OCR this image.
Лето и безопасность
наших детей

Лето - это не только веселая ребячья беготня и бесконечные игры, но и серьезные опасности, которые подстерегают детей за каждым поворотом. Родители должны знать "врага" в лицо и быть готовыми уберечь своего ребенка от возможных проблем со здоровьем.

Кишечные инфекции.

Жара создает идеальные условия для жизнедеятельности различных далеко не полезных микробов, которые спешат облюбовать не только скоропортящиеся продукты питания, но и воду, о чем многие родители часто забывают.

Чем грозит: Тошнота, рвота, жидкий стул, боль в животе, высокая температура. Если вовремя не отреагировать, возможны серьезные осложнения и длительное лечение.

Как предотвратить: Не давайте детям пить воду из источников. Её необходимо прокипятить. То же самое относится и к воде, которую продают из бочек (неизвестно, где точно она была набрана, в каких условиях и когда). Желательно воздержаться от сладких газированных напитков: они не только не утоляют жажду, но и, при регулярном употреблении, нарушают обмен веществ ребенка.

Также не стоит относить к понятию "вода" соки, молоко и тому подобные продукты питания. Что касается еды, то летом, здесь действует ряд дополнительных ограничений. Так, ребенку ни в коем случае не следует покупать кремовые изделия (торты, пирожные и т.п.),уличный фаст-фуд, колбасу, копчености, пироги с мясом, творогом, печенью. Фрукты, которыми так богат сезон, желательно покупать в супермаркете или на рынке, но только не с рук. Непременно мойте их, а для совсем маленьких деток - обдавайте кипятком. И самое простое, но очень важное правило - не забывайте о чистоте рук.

---

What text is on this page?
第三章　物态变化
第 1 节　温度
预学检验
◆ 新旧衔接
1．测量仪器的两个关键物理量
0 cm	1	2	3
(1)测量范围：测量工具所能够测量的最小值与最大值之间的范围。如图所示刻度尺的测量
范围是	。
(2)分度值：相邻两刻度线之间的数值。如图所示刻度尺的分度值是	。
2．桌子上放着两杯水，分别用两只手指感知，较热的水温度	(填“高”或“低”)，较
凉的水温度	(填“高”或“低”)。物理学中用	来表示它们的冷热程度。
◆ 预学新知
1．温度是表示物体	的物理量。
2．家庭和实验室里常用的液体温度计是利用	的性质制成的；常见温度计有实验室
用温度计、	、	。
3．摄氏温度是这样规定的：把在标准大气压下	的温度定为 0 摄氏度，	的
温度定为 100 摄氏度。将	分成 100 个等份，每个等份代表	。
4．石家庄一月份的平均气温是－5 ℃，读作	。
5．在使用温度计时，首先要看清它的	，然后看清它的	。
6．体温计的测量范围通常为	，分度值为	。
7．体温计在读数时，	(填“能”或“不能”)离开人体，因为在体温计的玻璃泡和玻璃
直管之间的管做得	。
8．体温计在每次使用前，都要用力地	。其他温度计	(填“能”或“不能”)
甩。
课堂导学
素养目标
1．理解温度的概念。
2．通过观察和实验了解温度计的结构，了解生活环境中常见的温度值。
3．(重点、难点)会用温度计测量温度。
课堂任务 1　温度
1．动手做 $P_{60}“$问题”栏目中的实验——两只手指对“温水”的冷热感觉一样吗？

* * *

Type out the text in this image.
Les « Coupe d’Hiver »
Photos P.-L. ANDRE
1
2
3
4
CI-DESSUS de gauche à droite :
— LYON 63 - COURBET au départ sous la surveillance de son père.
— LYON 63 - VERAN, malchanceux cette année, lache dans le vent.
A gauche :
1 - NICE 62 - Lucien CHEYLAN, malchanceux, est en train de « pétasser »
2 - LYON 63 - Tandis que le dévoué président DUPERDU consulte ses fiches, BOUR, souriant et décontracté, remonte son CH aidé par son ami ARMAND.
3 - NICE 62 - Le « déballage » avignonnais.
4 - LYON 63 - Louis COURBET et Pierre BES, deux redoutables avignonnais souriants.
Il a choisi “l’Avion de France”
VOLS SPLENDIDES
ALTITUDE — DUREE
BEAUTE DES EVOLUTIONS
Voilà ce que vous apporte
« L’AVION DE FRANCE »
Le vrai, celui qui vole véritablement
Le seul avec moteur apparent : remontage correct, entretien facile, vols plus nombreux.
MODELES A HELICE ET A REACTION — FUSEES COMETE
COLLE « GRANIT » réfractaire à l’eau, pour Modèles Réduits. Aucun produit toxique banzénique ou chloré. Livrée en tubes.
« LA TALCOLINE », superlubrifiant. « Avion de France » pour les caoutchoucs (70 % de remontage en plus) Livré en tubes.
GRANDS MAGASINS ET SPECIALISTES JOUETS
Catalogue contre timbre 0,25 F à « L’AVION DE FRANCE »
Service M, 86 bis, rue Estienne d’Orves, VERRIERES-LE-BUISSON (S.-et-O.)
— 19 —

TASK OBJECTIVE:
Scan the listing above for the word "детей" and show each line where it is found.

WRITTEN ANSWER:
наших детей
Лето - это не только веселая ребячья беготня и бесконечные игры, но и серьезные опасности, которые подстерегают детей за каждым поворотом. Родители должны знать "врага" в лицо и быть готовыми уберечь своего ребенка от возможных проблем со здоровьем.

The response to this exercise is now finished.